Required task ::
Gather every line from the entries below that includes "color".
— begin Data to use —
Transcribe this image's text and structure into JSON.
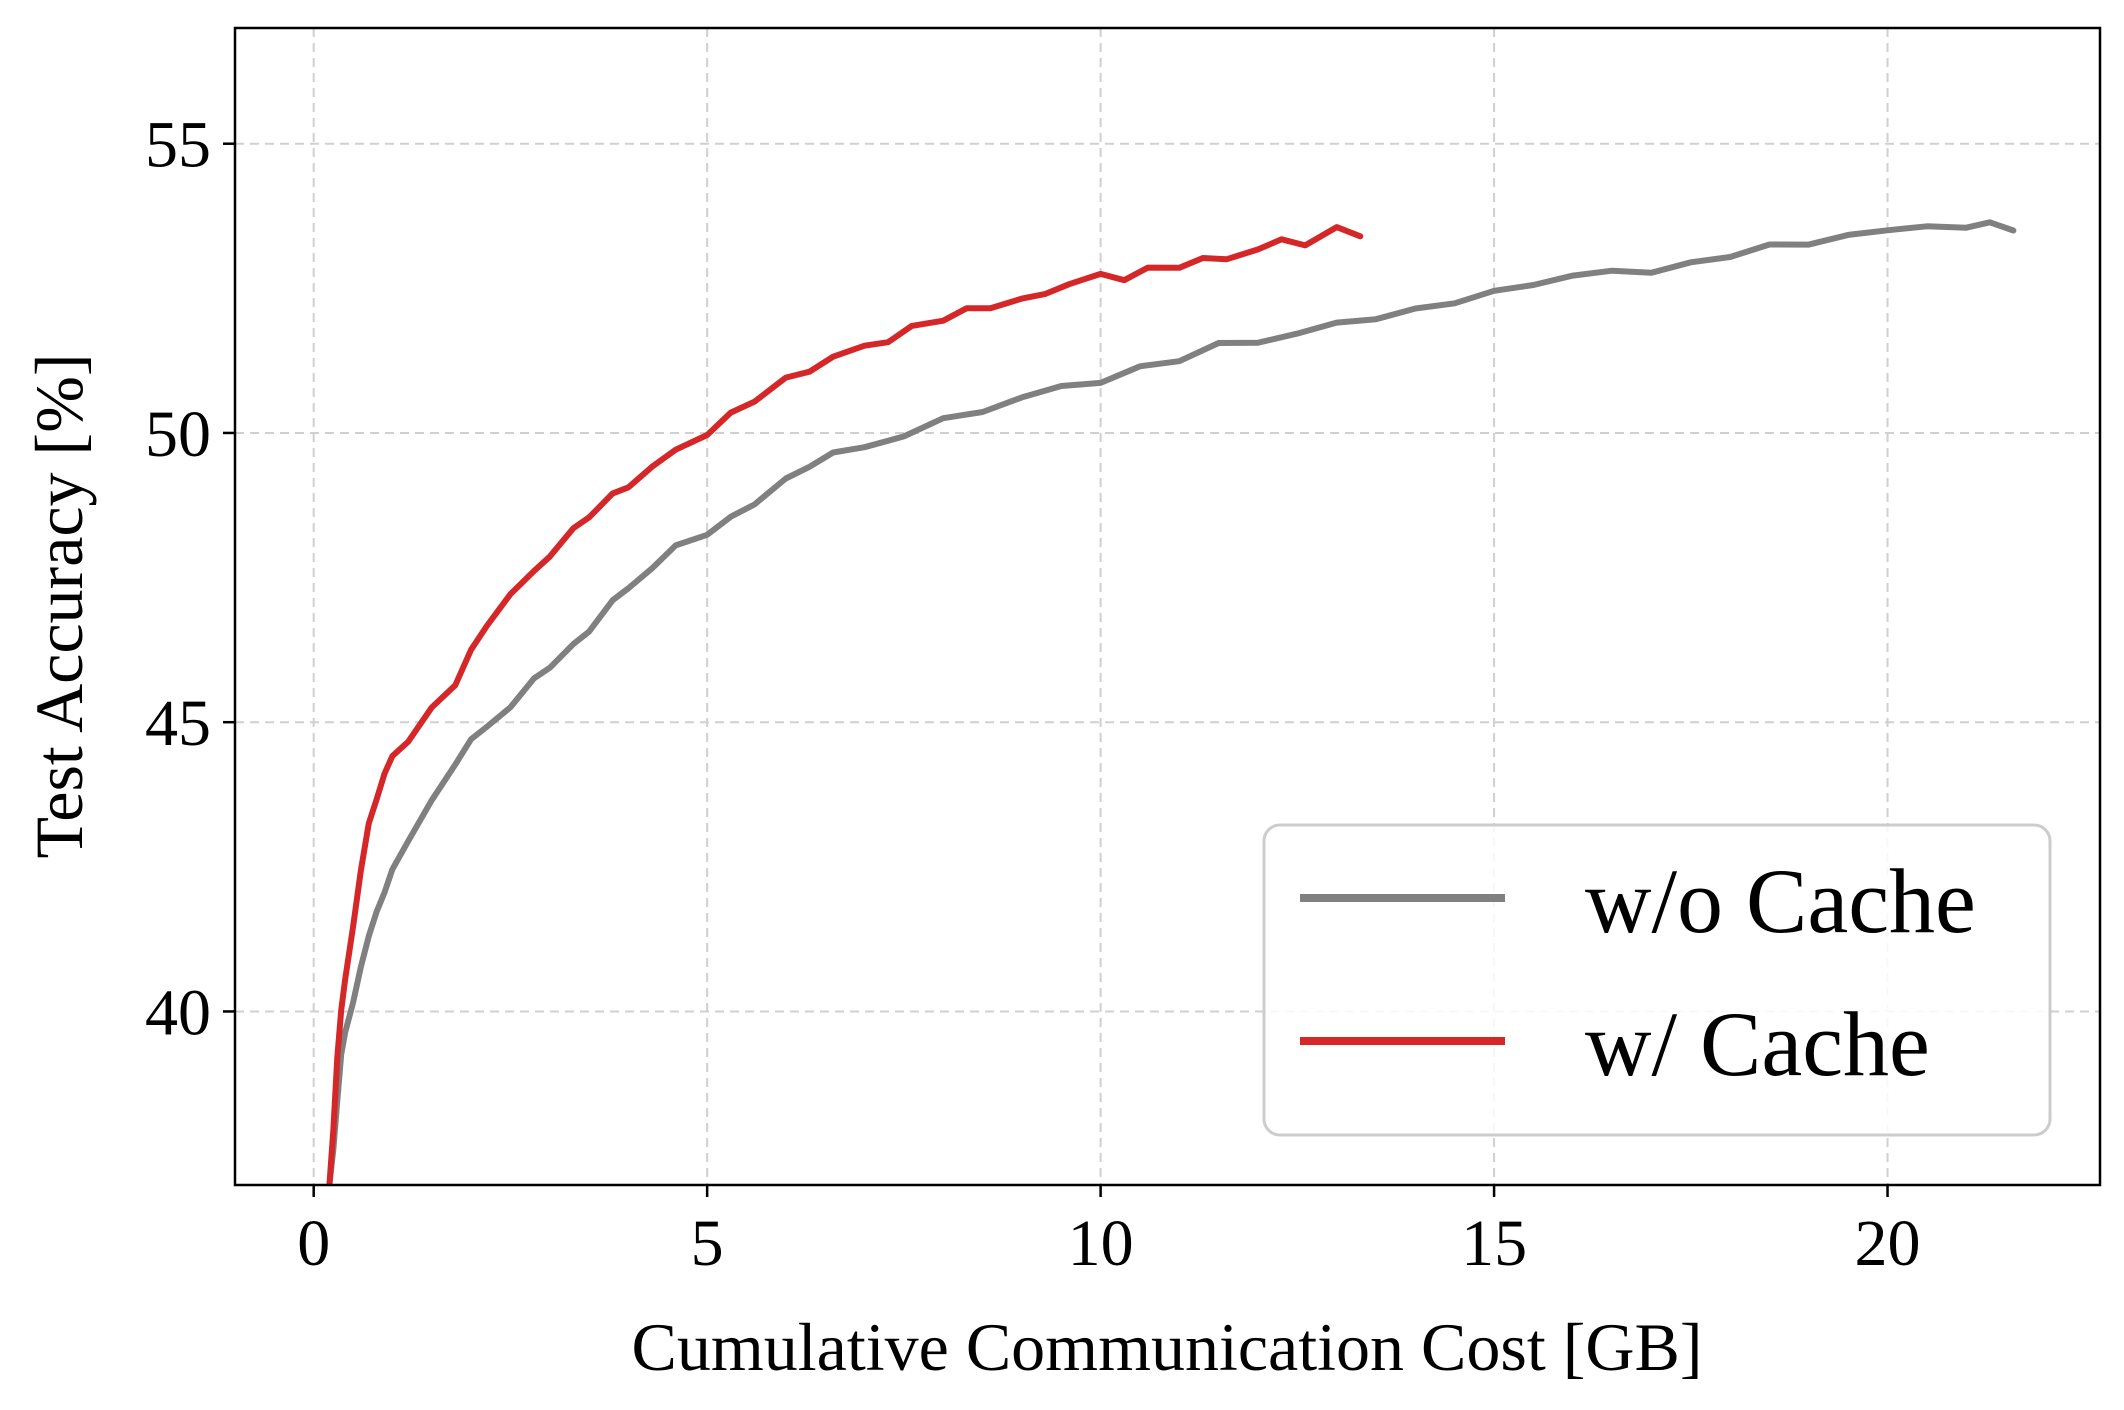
{
  "chart_data": {
    "type": "line",
    "title": "",
    "xlabel": "Cumulative Communication Cost [GB]",
    "ylabel": "Test Accuracy [%]",
    "xlim": [
      -1.0,
      22.7
    ],
    "ylim": [
      37.0,
      57.0
    ],
    "xticks": [
      0,
      5,
      10,
      15,
      20
    ],
    "yticks": [
      40,
      45,
      50,
      55
    ],
    "xtick_labels": [
      "0",
      "5",
      "10",
      "15",
      "20"
    ],
    "ytick_labels": [
      "40",
      "45",
      "50",
      "55"
    ],
    "grid": true,
    "legend_position": "bottom-right",
    "series": [
      {
        "name": "w/o Cache",
        "color": "#808080",
        "x": [
          0.2,
          0.25,
          0.3,
          0.35,
          0.4,
          0.5,
          0.6,
          0.7,
          0.8,
          0.9,
          1.0,
          1.2,
          1.5,
          1.8,
          2.0,
          2.2,
          2.5,
          2.8,
          3.0,
          3.3,
          3.5,
          3.8,
          4.0,
          4.3,
          4.6,
          5.0,
          5.3,
          5.6,
          6.0,
          6.3,
          6.6,
          7.0,
          7.5,
          8.0,
          8.5,
          9.0,
          9.5,
          10.0,
          10.5,
          11.0,
          11.5,
          12.0,
          12.5,
          13.0,
          13.5,
          14.0,
          14.5,
          15.0,
          15.5,
          16.0,
          16.5,
          17.0,
          17.5,
          18.0,
          18.5,
          19.0,
          19.5,
          20.0,
          20.5,
          21.0,
          21.3,
          21.6
        ],
        "y": [
          37.0,
          37.6,
          38.5,
          39.2,
          39.7,
          40.1,
          40.8,
          41.3,
          41.7,
          42.1,
          42.4,
          43.0,
          43.6,
          44.3,
          44.7,
          44.9,
          45.3,
          45.7,
          46.0,
          46.3,
          46.6,
          47.1,
          47.3,
          47.7,
          48.0,
          48.3,
          48.5,
          48.8,
          49.2,
          49.4,
          49.7,
          49.7,
          50.0,
          50.2,
          50.4,
          50.6,
          50.8,
          50.9,
          51.1,
          51.3,
          51.5,
          51.6,
          51.7,
          51.9,
          52.0,
          52.1,
          52.3,
          52.4,
          52.6,
          52.7,
          52.8,
          52.8,
          52.9,
          53.1,
          53.2,
          53.3,
          53.4,
          53.5,
          53.6,
          53.5,
          53.7,
          53.5
        ]
      },
      {
        "name": "w/ Cache",
        "color": "#d62728",
        "x": [
          0.2,
          0.25,
          0.3,
          0.35,
          0.4,
          0.5,
          0.6,
          0.7,
          0.8,
          0.9,
          1.0,
          1.2,
          1.5,
          1.8,
          2.0,
          2.2,
          2.5,
          2.8,
          3.0,
          3.3,
          3.5,
          3.8,
          4.0,
          4.3,
          4.6,
          5.0,
          5.3,
          5.6,
          6.0,
          6.3,
          6.6,
          7.0,
          7.3,
          7.6,
          8.0,
          8.3,
          8.6,
          9.0,
          9.3,
          9.6,
          10.0,
          10.3,
          10.6,
          11.0,
          11.3,
          11.6,
          12.0,
          12.3,
          12.6,
          13.0,
          13.3
        ],
        "y": [
          37.0,
          38.0,
          39.2,
          40.0,
          40.6,
          41.4,
          42.5,
          43.2,
          43.7,
          44.1,
          44.4,
          44.7,
          45.2,
          45.7,
          46.2,
          46.7,
          47.2,
          47.6,
          47.9,
          48.3,
          48.6,
          48.9,
          49.1,
          49.4,
          49.7,
          50.0,
          50.3,
          50.6,
          50.9,
          51.1,
          51.3,
          51.5,
          51.6,
          51.8,
          52.0,
          52.1,
          52.2,
          52.3,
          52.4,
          52.6,
          52.7,
          52.7,
          52.8,
          52.9,
          53.0,
          53.0,
          53.2,
          53.3,
          53.3,
          53.5,
          53.4
        ]
      }
    ]
  }
}
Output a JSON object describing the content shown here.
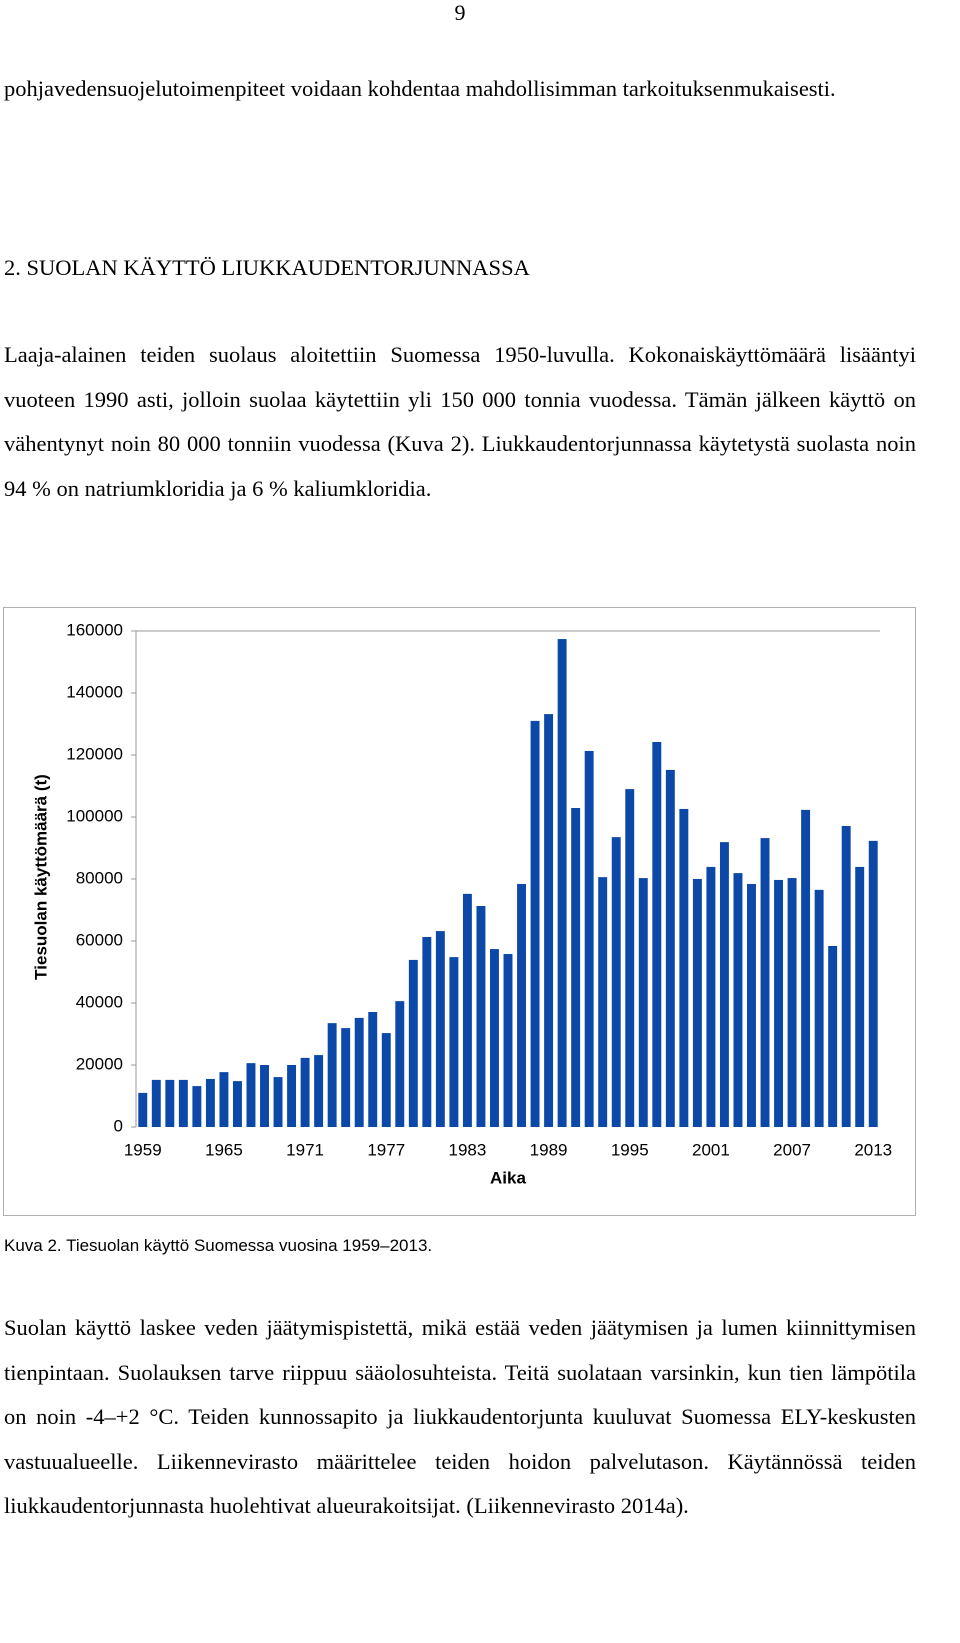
{
  "page_number": "9",
  "paragraphs": [
    "pohjavedensuojelutoimenpiteet voidaan kohdentaa mahdollisimman tarkoituksenmukaisesti.",
    "Laaja-alainen teiden suolaus aloitettiin Suomessa 1950-luvulla. Kokonaiskäyttömäärä lisääntyi vuoteen 1990 asti, jolloin suolaa käytettiin yli 150 000 tonnia vuodessa. Tämän jälkeen käyttö on vähentynyt noin 80 000 tonniin vuodessa (Kuva 2). Liukkaudentorjunnassa käytetystä suolasta noin 94 % on natriumkloridia ja 6 % kaliumkloridia.",
    "Suolan käyttö laskee veden jäätymispistettä, mikä estää veden jäätymisen ja lumen kiinnittymisen tienpintaan. Suolauksen tarve riippuu sääolosuhteista. Teitä suolataan varsinkin, kun tien lämpötila on noin -4–+2 °C. Teiden kunnossapito ja liukkaudentorjunta kuuluvat Suomessa ELY-keskusten vastuualueelle. Liikennevirasto määrittelee teiden hoidon palvelutason. Käytännössä teiden liukkaudentorjunnasta huolehtivat alueurakoitsijat. (Liikennevirasto 2014a)."
  ],
  "heading": "2.  SUOLAN KÄYTTÖ LIUKKAUDENTORJUNNASSA",
  "caption": "Kuva 2. Tiesuolan käyttö Suomessa vuosina 1959–2013.",
  "chart_data": {
    "type": "bar",
    "y_label": "Tiesuolan käyttömäärä (t)",
    "x_label": "Aika",
    "categories": [
      "1959",
      null,
      null,
      null,
      null,
      null,
      "1965",
      null,
      null,
      null,
      null,
      null,
      "1971",
      null,
      null,
      null,
      null,
      null,
      "1977",
      null,
      null,
      null,
      null,
      null,
      "1983",
      null,
      null,
      null,
      null,
      null,
      "1989",
      null,
      null,
      null,
      null,
      null,
      "1995",
      null,
      null,
      null,
      null,
      null,
      "2001",
      null,
      null,
      null,
      null,
      null,
      "2007",
      null,
      null,
      null,
      null,
      null,
      "2013"
    ],
    "values": [
      11000,
      15200,
      15200,
      15200,
      13200,
      15500,
      17700,
      14800,
      20600,
      20000,
      16100,
      20000,
      22300,
      23200,
      33500,
      31900,
      35200,
      37100,
      30300,
      40600,
      53900,
      61300,
      63200,
      54800,
      75200,
      71300,
      57400,
      55800,
      78400,
      131000,
      133200,
      157400,
      102900,
      121300,
      80600,
      93500,
      109000,
      80300,
      124200,
      115200,
      102600,
      80000,
      83900,
      91900,
      81900,
      78400,
      93200,
      79700,
      80300,
      102300,
      76500,
      58400,
      97100,
      83900,
      92300
    ],
    "color": "#0b48a8",
    "ylim": [
      0,
      160000
    ],
    "yticks": [
      0,
      20000,
      40000,
      60000,
      80000,
      100000,
      120000,
      140000,
      160000
    ],
    "grid": false
  }
}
— end Data to use —
Task answer ::
        "color": "#808080",
        "color": "#d62728",
    "color": "#0b48a8",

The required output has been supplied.